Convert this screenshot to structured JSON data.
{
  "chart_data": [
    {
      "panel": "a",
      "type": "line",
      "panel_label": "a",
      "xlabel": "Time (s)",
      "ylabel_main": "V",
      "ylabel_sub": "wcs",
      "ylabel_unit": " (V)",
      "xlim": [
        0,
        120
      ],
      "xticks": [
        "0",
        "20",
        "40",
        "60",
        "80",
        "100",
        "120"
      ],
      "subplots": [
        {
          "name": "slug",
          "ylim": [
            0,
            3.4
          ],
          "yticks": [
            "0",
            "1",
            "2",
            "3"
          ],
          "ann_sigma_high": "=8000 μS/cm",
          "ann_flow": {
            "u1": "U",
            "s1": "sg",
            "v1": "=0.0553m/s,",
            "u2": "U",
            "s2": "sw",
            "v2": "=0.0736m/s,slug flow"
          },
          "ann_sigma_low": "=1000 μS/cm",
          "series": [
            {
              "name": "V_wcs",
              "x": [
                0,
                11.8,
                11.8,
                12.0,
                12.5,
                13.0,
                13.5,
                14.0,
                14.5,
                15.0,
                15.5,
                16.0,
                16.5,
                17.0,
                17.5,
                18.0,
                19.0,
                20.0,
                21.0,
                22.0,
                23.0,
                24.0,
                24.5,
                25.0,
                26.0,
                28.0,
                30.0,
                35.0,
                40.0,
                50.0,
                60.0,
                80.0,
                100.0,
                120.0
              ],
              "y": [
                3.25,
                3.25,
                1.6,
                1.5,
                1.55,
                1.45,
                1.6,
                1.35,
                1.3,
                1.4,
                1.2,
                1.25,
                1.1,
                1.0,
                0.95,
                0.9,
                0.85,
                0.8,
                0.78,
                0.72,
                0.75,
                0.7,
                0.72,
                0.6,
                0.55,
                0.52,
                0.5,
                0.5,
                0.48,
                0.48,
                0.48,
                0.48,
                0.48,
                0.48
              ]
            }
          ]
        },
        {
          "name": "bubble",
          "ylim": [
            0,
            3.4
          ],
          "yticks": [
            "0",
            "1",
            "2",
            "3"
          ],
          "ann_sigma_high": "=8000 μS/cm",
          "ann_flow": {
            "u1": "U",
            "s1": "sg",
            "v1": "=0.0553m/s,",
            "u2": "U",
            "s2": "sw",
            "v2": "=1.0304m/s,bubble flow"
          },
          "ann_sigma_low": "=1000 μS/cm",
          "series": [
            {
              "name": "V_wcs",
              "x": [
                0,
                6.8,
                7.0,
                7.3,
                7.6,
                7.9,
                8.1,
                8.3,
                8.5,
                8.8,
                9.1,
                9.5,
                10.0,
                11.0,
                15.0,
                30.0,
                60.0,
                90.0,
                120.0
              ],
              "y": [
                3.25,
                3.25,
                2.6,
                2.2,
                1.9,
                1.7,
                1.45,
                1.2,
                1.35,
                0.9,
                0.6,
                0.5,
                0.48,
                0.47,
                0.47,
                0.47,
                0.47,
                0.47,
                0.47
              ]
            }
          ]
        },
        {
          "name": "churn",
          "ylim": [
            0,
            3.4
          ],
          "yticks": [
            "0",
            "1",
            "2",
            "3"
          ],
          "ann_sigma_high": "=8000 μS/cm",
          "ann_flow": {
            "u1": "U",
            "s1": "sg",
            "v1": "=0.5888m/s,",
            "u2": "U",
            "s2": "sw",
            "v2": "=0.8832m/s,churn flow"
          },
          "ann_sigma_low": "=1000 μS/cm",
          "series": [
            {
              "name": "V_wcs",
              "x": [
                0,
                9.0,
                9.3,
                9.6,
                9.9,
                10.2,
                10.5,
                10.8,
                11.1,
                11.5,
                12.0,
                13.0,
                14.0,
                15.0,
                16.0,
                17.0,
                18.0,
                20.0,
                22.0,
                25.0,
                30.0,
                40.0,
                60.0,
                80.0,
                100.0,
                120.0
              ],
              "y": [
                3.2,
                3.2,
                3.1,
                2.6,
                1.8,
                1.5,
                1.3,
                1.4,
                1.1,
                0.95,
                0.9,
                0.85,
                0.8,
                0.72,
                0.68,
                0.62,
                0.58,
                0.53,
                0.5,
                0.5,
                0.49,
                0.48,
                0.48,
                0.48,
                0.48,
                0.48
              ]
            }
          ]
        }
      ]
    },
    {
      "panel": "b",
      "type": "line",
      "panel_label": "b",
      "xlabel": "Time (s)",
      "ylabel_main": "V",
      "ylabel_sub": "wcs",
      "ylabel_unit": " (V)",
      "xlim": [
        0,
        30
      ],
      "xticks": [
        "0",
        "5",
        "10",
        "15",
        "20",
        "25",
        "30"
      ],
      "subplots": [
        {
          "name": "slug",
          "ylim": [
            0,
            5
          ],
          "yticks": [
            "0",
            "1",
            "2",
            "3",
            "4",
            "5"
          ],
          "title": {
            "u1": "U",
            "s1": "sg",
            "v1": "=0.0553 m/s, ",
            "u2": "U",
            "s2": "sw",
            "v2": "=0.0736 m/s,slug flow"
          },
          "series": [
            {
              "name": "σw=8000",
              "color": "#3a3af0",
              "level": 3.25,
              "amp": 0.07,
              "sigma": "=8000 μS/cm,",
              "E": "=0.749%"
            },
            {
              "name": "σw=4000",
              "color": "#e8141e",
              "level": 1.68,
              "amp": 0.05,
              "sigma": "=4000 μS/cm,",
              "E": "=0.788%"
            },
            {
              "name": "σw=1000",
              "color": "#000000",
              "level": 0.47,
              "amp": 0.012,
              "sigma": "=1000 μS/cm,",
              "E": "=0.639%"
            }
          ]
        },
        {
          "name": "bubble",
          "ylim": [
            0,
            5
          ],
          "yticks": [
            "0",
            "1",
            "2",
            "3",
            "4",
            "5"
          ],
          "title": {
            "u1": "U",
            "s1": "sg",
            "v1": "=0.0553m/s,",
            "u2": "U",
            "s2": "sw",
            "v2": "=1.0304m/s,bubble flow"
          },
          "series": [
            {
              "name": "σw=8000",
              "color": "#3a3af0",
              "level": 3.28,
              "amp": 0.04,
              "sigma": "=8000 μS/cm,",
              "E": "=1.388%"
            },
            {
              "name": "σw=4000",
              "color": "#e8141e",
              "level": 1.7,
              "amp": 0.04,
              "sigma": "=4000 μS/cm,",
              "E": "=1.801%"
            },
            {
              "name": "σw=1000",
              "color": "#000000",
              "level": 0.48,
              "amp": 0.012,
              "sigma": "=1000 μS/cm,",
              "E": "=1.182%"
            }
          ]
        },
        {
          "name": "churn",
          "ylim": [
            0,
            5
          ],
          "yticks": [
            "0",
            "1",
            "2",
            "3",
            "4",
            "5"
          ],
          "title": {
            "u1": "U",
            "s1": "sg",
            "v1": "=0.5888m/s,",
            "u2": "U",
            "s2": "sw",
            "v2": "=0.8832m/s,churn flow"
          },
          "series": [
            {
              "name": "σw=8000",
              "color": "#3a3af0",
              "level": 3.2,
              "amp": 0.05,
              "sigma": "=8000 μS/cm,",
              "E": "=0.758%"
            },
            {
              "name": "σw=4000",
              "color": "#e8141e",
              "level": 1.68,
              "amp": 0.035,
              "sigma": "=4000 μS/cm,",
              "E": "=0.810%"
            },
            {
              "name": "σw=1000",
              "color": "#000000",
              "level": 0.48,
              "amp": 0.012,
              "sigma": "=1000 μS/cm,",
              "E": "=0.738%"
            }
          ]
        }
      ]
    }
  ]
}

● CHALLENGE: Write out all the records above again, exactly as they stand.

● SOLUTION TO THE EXERCISE:
Convert this screenshot to structured JSON data.
{
  "chart_data": [
    {
      "panel": "a",
      "type": "line",
      "panel_label": "a",
      "xlabel": "Time (s)",
      "ylabel_main": "V",
      "ylabel_sub": "wcs",
      "ylabel_unit": " (V)",
      "xlim": [
        0,
        120
      ],
      "xticks": [
        "0",
        "20",
        "40",
        "60",
        "80",
        "100",
        "120"
      ],
      "subplots": [
        {
          "name": "slug",
          "ylim": [
            0,
            3.4
          ],
          "yticks": [
            "0",
            "1",
            "2",
            "3"
          ],
          "ann_sigma_high": "=8000 μS/cm",
          "ann_flow": {
            "u1": "U",
            "s1": "sg",
            "v1": "=0.0553m/s,",
            "u2": "U",
            "s2": "sw",
            "v2": "=0.0736m/s,slug flow"
          },
          "ann_sigma_low": "=1000 μS/cm",
          "series": [
            {
              "name": "V_wcs",
              "x": [
                0,
                11.8,
                11.8,
                12.0,
                12.5,
                13.0,
                13.5,
                14.0,
                14.5,
                15.0,
                15.5,
                16.0,
                16.5,
                17.0,
                17.5,
                18.0,
                19.0,
                20.0,
                21.0,
                22.0,
                23.0,
                24.0,
                24.5,
                25.0,
                26.0,
                28.0,
                30.0,
                35.0,
                40.0,
                50.0,
                60.0,
                80.0,
                100.0,
                120.0
              ],
              "y": [
                3.25,
                3.25,
                1.6,
                1.5,
                1.55,
                1.45,
                1.6,
                1.35,
                1.3,
                1.4,
                1.2,
                1.25,
                1.1,
                1.0,
                0.95,
                0.9,
                0.85,
                0.8,
                0.78,
                0.72,
                0.75,
                0.7,
                0.72,
                0.6,
                0.55,
                0.52,
                0.5,
                0.5,
                0.48,
                0.48,
                0.48,
                0.48,
                0.48,
                0.48
              ]
            }
          ]
        },
        {
          "name": "bubble",
          "ylim": [
            0,
            3.4
          ],
          "yticks": [
            "0",
            "1",
            "2",
            "3"
          ],
          "ann_sigma_high": "=8000 μS/cm",
          "ann_flow": {
            "u1": "U",
            "s1": "sg",
            "v1": "=0.0553m/s,",
            "u2": "U",
            "s2": "sw",
            "v2": "=1.0304m/s,bubble flow"
          },
          "ann_sigma_low": "=1000 μS/cm",
          "series": [
            {
              "name": "V_wcs",
              "x": [
                0,
                6.8,
                7.0,
                7.3,
                7.6,
                7.9,
                8.1,
                8.3,
                8.5,
                8.8,
                9.1,
                9.5,
                10.0,
                11.0,
                15.0,
                30.0,
                60.0,
                90.0,
                120.0
              ],
              "y": [
                3.25,
                3.25,
                2.6,
                2.2,
                1.9,
                1.7,
                1.45,
                1.2,
                1.35,
                0.9,
                0.6,
                0.5,
                0.48,
                0.47,
                0.47,
                0.47,
                0.47,
                0.47,
                0.47
              ]
            }
          ]
        },
        {
          "name": "churn",
          "ylim": [
            0,
            3.4
          ],
          "yticks": [
            "0",
            "1",
            "2",
            "3"
          ],
          "ann_sigma_high": "=8000 μS/cm",
          "ann_flow": {
            "u1": "U",
            "s1": "sg",
            "v1": "=0.5888m/s,",
            "u2": "U",
            "s2": "sw",
            "v2": "=0.8832m/s,churn flow"
          },
          "ann_sigma_low": "=1000 μS/cm",
          "series": [
            {
              "name": "V_wcs",
              "x": [
                0,
                9.0,
                9.3,
                9.6,
                9.9,
                10.2,
                10.5,
                10.8,
                11.1,
                11.5,
                12.0,
                13.0,
                14.0,
                15.0,
                16.0,
                17.0,
                18.0,
                20.0,
                22.0,
                25.0,
                30.0,
                40.0,
                60.0,
                80.0,
                100.0,
                120.0
              ],
              "y": [
                3.2,
                3.2,
                3.1,
                2.6,
                1.8,
                1.5,
                1.3,
                1.4,
                1.1,
                0.95,
                0.9,
                0.85,
                0.8,
                0.72,
                0.68,
                0.62,
                0.58,
                0.53,
                0.5,
                0.5,
                0.49,
                0.48,
                0.48,
                0.48,
                0.48,
                0.48
              ]
            }
          ]
        }
      ]
    },
    {
      "panel": "b",
      "type": "line",
      "panel_label": "b",
      "xlabel": "Time (s)",
      "ylabel_main": "V",
      "ylabel_sub": "wcs",
      "ylabel_unit": " (V)",
      "xlim": [
        0,
        30
      ],
      "xticks": [
        "0",
        "5",
        "10",
        "15",
        "20",
        "25",
        "30"
      ],
      "subplots": [
        {
          "name": "slug",
          "ylim": [
            0,
            5
          ],
          "yticks": [
            "0",
            "1",
            "2",
            "3",
            "4",
            "5"
          ],
          "title": {
            "u1": "U",
            "s1": "sg",
            "v1": "=0.0553 m/s, ",
            "u2": "U",
            "s2": "sw",
            "v2": "=0.0736 m/s,slug flow"
          },
          "series": [
            {
              "name": "σw=8000",
              "color": "#3a3af0",
              "level": 3.25,
              "amp": 0.07,
              "sigma": "=8000 μS/cm,",
              "E": "=0.749%"
            },
            {
              "name": "σw=4000",
              "color": "#e8141e",
              "level": 1.68,
              "amp": 0.05,
              "sigma": "=4000 μS/cm,",
              "E": "=0.788%"
            },
            {
              "name": "σw=1000",
              "color": "#000000",
              "level": 0.47,
              "amp": 0.012,
              "sigma": "=1000 μS/cm,",
              "E": "=0.639%"
            }
          ]
        },
        {
          "name": "bubble",
          "ylim": [
            0,
            5
          ],
          "yticks": [
            "0",
            "1",
            "2",
            "3",
            "4",
            "5"
          ],
          "title": {
            "u1": "U",
            "s1": "sg",
            "v1": "=0.0553m/s,",
            "u2": "U",
            "s2": "sw",
            "v2": "=1.0304m/s,bubble flow"
          },
          "series": [
            {
              "name": "σw=8000",
              "color": "#3a3af0",
              "level": 3.28,
              "amp": 0.04,
              "sigma": "=8000 μS/cm,",
              "E": "=1.388%"
            },
            {
              "name": "σw=4000",
              "color": "#e8141e",
              "level": 1.7,
              "amp": 0.04,
              "sigma": "=4000 μS/cm,",
              "E": "=1.801%"
            },
            {
              "name": "σw=1000",
              "color": "#000000",
              "level": 0.48,
              "amp": 0.012,
              "sigma": "=1000 μS/cm,",
              "E": "=1.182%"
            }
          ]
        },
        {
          "name": "churn",
          "ylim": [
            0,
            5
          ],
          "yticks": [
            "0",
            "1",
            "2",
            "3",
            "4",
            "5"
          ],
          "title": {
            "u1": "U",
            "s1": "sg",
            "v1": "=0.5888m/s,",
            "u2": "U",
            "s2": "sw",
            "v2": "=0.8832m/s,churn flow"
          },
          "series": [
            {
              "name": "σw=8000",
              "color": "#3a3af0",
              "level": 3.2,
              "amp": 0.05,
              "sigma": "=8000 μS/cm,",
              "E": "=0.758%"
            },
            {
              "name": "σw=4000",
              "color": "#e8141e",
              "level": 1.68,
              "amp": 0.035,
              "sigma": "=4000 μS/cm,",
              "E": "=0.810%"
            },
            {
              "name": "σw=1000",
              "color": "#000000",
              "level": 0.48,
              "amp": 0.012,
              "sigma": "=1000 μS/cm,",
              "E": "=0.738%"
            }
          ]
        }
      ]
    }
  ]
}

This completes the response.